**EXERCISE OBJECTIVE:**
Reproduce the material word for word, starting with its first line and continuing through the line containing "outline-item-5: 5. Поділ", with that line included.
○ ○ ○ ○
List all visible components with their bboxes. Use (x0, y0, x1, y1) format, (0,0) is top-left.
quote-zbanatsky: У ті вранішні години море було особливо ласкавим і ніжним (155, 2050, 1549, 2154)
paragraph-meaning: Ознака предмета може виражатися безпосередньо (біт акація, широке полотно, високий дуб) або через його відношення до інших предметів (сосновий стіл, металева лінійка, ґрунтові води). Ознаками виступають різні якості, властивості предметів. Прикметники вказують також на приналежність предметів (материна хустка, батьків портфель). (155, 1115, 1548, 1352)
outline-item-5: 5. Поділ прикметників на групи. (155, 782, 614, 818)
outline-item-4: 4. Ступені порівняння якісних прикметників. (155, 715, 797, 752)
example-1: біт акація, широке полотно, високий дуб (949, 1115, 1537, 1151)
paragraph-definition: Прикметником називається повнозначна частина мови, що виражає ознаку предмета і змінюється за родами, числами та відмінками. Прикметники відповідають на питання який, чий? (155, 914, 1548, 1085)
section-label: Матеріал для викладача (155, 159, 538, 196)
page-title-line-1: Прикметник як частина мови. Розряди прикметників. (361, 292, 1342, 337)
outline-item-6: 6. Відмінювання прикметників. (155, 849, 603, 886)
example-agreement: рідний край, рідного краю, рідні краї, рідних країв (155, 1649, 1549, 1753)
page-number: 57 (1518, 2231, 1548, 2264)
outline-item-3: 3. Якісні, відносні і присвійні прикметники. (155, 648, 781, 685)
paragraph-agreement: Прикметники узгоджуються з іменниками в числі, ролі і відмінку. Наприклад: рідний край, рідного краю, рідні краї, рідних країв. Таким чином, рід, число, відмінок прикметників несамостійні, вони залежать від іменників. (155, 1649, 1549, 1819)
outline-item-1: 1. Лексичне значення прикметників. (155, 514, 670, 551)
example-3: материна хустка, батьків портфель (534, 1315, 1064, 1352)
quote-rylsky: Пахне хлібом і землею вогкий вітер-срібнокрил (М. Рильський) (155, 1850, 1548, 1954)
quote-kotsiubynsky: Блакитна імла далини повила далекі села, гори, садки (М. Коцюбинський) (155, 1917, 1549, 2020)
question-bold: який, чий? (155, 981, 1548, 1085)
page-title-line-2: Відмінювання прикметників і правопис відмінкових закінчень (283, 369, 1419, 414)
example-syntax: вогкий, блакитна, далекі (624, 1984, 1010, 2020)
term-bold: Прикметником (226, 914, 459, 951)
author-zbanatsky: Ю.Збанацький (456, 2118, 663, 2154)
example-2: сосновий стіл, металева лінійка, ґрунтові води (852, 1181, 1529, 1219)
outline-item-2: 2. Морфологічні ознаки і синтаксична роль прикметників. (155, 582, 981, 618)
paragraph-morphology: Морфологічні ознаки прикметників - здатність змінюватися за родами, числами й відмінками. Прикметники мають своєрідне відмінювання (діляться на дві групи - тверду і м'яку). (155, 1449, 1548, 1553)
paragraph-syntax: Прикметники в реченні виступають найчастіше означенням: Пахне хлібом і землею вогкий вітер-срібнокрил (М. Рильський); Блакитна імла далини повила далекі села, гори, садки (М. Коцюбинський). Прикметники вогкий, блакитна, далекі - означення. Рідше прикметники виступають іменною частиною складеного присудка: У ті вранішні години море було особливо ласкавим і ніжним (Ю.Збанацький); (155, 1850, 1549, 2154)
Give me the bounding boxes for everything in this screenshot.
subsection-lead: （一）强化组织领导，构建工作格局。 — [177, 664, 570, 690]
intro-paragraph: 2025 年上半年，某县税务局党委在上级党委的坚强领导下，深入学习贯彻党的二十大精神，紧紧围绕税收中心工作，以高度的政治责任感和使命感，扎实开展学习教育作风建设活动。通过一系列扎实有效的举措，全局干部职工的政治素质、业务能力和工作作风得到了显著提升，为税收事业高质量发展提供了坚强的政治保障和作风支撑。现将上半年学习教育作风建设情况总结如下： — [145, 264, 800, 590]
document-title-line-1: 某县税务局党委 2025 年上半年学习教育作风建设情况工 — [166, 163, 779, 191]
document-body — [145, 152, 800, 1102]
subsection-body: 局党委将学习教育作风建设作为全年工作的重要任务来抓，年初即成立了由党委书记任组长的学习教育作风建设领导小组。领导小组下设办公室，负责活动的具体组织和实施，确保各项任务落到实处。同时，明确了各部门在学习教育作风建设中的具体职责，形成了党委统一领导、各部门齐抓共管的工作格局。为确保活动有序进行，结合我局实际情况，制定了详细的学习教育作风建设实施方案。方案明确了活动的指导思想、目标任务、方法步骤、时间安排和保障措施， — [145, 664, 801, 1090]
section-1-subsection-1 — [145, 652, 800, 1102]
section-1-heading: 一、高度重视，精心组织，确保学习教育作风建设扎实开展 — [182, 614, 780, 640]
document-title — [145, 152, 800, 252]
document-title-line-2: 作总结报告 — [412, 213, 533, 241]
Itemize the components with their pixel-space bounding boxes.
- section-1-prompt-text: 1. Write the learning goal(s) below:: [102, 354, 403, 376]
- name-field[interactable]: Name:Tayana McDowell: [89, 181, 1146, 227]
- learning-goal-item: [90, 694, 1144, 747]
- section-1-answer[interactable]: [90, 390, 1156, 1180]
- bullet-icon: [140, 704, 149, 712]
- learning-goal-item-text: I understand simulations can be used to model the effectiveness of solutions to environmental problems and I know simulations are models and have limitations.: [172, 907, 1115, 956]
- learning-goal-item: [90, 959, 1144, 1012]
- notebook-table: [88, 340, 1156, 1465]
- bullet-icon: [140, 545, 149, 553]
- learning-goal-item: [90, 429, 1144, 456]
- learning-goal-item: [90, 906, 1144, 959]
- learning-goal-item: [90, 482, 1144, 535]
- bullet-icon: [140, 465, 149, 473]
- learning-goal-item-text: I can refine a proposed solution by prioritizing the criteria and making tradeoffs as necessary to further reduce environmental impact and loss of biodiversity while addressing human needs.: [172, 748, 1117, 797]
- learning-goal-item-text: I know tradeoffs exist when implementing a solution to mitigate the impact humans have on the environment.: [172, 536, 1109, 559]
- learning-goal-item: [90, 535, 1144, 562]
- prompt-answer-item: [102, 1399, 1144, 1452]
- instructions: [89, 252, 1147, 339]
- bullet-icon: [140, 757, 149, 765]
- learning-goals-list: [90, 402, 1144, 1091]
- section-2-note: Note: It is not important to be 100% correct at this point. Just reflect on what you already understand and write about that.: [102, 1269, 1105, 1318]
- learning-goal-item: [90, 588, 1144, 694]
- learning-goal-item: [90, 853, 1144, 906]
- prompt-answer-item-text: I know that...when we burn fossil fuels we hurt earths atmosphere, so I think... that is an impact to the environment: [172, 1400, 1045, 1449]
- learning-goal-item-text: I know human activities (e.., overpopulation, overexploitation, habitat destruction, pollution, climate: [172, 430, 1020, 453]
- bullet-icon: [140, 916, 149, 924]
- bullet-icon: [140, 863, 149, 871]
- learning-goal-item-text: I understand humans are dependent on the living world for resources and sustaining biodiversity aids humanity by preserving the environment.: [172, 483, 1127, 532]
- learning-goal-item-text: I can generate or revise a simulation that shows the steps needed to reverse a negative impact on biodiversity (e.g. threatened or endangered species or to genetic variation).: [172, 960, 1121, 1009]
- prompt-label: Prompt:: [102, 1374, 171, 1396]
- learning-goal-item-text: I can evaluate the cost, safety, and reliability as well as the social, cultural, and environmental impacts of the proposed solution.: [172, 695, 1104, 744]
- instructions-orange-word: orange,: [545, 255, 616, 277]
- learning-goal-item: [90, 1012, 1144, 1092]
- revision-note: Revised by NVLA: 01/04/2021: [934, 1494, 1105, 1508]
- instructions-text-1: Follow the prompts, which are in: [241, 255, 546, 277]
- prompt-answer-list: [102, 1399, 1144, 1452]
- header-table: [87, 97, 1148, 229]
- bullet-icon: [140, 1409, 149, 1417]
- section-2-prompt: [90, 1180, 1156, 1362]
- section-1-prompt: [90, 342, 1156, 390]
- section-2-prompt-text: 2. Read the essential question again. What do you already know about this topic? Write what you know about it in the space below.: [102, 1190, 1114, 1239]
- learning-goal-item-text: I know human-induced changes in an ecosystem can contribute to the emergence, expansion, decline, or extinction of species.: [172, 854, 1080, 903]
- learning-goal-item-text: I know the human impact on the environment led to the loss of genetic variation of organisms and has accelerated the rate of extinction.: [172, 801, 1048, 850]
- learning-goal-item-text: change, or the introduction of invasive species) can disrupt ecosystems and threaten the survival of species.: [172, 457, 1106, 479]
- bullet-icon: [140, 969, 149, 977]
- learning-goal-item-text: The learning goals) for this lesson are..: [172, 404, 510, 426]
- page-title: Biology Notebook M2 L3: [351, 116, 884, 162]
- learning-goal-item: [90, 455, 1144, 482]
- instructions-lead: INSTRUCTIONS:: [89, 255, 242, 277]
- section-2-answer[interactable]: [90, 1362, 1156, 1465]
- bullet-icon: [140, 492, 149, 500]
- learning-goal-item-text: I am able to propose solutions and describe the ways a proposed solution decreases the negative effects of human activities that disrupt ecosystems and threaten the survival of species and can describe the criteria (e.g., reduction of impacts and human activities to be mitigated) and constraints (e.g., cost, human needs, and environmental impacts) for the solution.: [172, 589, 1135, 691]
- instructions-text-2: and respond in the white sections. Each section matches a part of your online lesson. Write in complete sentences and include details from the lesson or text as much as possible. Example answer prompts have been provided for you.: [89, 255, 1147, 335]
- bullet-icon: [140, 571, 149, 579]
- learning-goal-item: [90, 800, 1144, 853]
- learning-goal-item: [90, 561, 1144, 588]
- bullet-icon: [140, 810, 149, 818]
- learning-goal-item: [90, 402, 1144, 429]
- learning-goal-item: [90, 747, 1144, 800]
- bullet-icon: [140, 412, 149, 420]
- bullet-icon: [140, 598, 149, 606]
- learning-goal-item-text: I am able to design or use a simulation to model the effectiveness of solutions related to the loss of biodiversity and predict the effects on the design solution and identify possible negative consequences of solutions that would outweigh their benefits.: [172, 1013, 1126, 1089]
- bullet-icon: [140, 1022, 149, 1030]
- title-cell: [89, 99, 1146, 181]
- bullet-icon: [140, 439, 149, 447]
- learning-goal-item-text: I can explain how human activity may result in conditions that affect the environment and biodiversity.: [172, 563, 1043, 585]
○ ○ ○ ○
**EXERCISE RESPONSE:**
List all visible components with their bboxes. Use (x0, y0, x1, y1) format, (0,0) is top-left.
quote-zbanatsky: У ті вранішні години море було особливо ласкавим і ніжним (155, 2050, 1549, 2154)
paragraph-meaning: Ознака предмета може виражатися безпосередньо (біт акація, широке полотно, високий дуб) або через його відношення до інших предметів (сосновий стіл, металева лінійка, ґрунтові води). Ознаками виступають різні якості, властивості предметів. Прикметники вказують також на приналежність предметів (материна хустка, батьків портфель). (155, 1115, 1548, 1352)
outline-item-5: 5. Поділ прикметників на групи. (155, 782, 614, 818)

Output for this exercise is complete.